AIM OF THE TASK:
Scan the records and identify every line in which the string "name" occurs, then return those lines.

Stored items from a collection
- - -
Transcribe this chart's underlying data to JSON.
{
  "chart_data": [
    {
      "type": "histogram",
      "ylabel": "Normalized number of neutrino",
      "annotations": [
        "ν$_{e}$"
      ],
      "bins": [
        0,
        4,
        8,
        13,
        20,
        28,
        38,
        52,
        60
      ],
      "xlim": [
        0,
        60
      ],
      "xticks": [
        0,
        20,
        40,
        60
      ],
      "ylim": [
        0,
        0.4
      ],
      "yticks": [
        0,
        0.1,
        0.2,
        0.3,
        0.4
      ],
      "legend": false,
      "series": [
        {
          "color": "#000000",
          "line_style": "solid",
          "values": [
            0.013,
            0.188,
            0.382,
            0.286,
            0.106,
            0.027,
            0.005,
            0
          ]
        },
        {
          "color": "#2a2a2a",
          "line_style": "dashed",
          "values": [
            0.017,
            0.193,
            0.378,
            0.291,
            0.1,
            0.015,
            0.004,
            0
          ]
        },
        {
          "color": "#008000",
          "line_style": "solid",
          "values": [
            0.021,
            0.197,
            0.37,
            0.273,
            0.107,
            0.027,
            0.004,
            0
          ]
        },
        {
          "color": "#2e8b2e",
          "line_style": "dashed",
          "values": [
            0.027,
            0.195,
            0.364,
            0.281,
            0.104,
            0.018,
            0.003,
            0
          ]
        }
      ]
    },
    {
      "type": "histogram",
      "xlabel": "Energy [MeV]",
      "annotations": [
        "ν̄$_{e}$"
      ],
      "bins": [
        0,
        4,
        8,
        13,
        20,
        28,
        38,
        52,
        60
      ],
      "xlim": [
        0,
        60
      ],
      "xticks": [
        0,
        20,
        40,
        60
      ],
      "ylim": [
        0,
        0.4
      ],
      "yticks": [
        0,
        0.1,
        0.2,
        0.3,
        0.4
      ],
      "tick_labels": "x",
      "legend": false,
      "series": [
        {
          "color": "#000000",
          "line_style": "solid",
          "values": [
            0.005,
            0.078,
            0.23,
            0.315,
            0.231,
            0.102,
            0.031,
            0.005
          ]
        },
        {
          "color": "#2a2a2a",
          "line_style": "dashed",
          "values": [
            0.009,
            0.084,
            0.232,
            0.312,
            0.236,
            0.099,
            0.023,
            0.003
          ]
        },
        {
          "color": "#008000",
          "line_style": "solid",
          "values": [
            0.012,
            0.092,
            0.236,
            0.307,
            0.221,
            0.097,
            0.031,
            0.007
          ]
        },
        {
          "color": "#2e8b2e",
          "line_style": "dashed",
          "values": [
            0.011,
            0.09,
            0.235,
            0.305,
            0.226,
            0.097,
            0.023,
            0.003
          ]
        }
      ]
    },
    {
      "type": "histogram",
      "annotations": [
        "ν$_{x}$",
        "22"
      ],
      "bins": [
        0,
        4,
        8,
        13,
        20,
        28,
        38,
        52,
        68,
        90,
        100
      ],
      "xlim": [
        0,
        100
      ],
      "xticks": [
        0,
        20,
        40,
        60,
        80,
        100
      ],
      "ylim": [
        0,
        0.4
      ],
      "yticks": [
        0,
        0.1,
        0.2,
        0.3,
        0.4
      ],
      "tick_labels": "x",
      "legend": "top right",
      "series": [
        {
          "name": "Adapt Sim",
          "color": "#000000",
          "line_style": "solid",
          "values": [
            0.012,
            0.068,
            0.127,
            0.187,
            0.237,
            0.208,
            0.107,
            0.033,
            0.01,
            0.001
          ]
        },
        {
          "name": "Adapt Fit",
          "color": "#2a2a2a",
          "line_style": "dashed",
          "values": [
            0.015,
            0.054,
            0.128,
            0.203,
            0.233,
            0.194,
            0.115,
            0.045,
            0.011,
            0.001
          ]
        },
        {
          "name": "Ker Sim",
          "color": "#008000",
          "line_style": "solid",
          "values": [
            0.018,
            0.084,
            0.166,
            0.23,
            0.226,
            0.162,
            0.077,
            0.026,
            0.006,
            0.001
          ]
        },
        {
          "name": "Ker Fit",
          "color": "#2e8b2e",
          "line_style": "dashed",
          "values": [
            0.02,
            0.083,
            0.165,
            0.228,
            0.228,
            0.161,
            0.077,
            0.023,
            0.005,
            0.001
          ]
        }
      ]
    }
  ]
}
- - -
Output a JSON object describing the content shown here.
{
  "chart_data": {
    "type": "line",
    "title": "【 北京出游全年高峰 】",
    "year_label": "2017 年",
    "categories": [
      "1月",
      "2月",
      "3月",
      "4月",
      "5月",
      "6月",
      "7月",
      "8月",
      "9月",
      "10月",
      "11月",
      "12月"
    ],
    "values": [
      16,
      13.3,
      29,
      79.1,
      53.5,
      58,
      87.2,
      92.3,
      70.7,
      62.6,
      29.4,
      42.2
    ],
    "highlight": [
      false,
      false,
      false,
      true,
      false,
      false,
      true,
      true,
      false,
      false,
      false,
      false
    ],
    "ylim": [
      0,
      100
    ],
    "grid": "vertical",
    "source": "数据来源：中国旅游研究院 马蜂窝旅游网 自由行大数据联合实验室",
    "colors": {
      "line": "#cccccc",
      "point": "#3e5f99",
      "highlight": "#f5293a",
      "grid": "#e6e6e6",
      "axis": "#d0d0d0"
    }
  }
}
- - -
ANSWER TO THIS TASK:
          "name": "Adapt Sim",
          "name": "Adapt Fit",
          "name": "Ker Sim",
          "name": "Ker Fit",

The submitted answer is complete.